Return the data exactly, with all pictures removed.

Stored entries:

**********

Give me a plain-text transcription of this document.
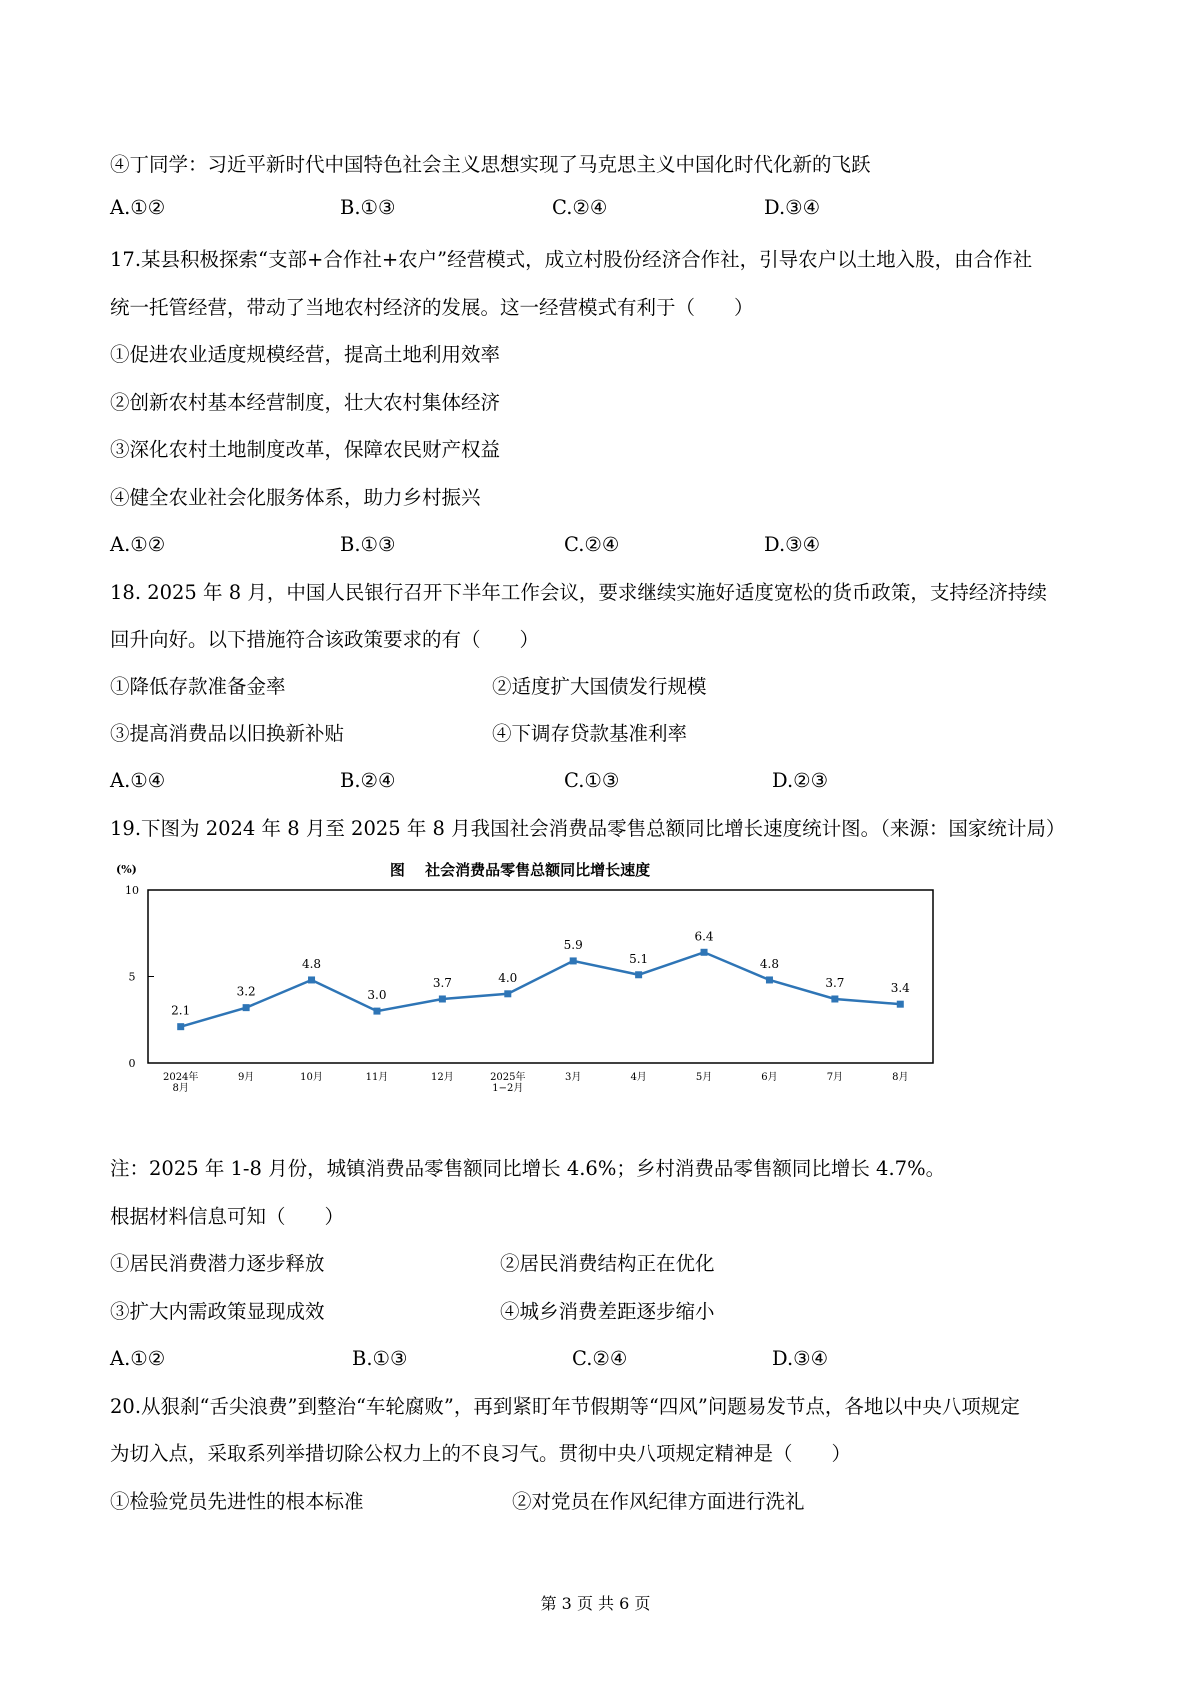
④丁同学：习近平新时代中国特色社会主义思想实现了马克思主义中国化时代化新的飞跃

A.①②	B.①③	C.②④	D.③④

17.某县积极探索“支部+合作社+农户”经营模式，成立村股份经济合作社，引导农户以土地入股，由合作社

统一托管经营，带动了当地农村经济的发展。这一经营模式有利于（　　）

①促进农业适度规模经营，提高土地利用效率

②创新农村基本经营制度，壮大农村集体经济

③深化农村土地制度改革，保障农民财产权益

④健全农业社会化服务体系，助力乡村振兴

A.①②	B.①③	C.②④	D.③④

18. 2025 年 8 月，中国人民银行召开下半年工作会议，要求继续实施好适度宽松的货币政策，支持经济持续

回升向好。以下措施符合该政策要求的有（　　）

①降低存款准备金率	②适度扩大国债发行规模

③提高消费品以旧换新补贴	④下调存贷款基准利率
A.①④	B.②④	C.①③	D.②③

19.下图为 2024 年 8 月至 2025 年 8 月我国社会消费品零售总额同比增长速度统计图。（来源：国家统计局）

(%)	图　 社会消费品零售总额同比增长速度
0
5
10
2.1
3.2
4.8
3.0
3.7	4.0
5.9
5.1
6.4
4.8
3.7	3.4
2024年 8月
9月	10月	11月	12月	2025年 1−2月
3月	4月	5月	6月	7月	8月

注：2025 年 1-8 月份，城镇消费品零售额同比增长 4.6%；乡村消费品零售额同比增长 4.7%。

根据材料信息可知（　　）

①居民消费潜力逐步释放	②居民消费结构正在优化

③扩大内需政策显现成效	④城乡消费差距逐步缩小
A.①②	B.①③	C.②④	D.③④

20.从狠刹“舌尖浪费”到整治“车轮腐败”，再到紧盯年节假期等“四风”问题易发节点，各地以中央八项规定

为切入点，采取系列举措切除公权力上的不良习气。贯彻中央八项规定精神是（　　）

①检验党员先进性的根本标准	②对党员在作风纪律方面进行洗礼
第 3 页 共 6 页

**********

**Written solution**.
Give me a plain-text transcription of this document.
④丁同学：习近平新时代中国特色社会主义思想实现了马克思主义中国化时代化新的飞跃

A.①②	B.①③	C.②④	D.③④

17.某县积极探索“支部+合作社+农户”经营模式，成立村股份经济合作社，引导农户以土地入股，由合作社

统一托管经营，带动了当地农村经济的发展。这一经营模式有利于（　　）

①促进农业适度规模经营，提高土地利用效率

②创新农村基本经营制度，壮大农村集体经济

③深化农村土地制度改革，保障农民财产权益

④健全农业社会化服务体系，助力乡村振兴

A.①②	B.①③	C.②④	D.③④

18. 2025 年 8 月，中国人民银行召开下半年工作会议，要求继续实施好适度宽松的货币政策，支持经济持续

回升向好。以下措施符合该政策要求的有（　　）

①降低存款准备金率	②适度扩大国债发行规模

③提高消费品以旧换新补贴	④下调存贷款基准利率
A.①④	B.②④	C.①③	D.②③

19.下图为 2024 年 8 月至 2025 年 8 月我国社会消费品零售总额同比增长速度统计图。（来源：国家统计局）

(%)	图　 社会消费品零售总额同比增长速度
0
5
10
2.1
3.2
4.8
3.0
3.7	4.0
5.9
5.1
6.4
4.8
3.7	3.4
2024年 8月
9月	10月	11月	12月	2025年 1−2月
3月	4月	5月	6月	7月	8月

注：2025 年 1-8 月份，城镇消费品零售额同比增长 4.6%；乡村消费品零售额同比增长 4.7%。

根据材料信息可知（　　）

①居民消费潜力逐步释放	②居民消费结构正在优化

③扩大内需政策显现成效	④城乡消费差距逐步缩小
A.①②	B.①③	C.②④	D.③④

20.从狠刹“舌尖浪费”到整治“车轮腐败”，再到紧盯年节假期等“四风”问题易发节点，各地以中央八项规定

为切入点，采取系列举措切除公权力上的不良习气。贯彻中央八项规定精神是（　　）

①检验党员先进性的根本标准	②对党员在作风纪律方面进行洗礼
第 3 页 共 6 页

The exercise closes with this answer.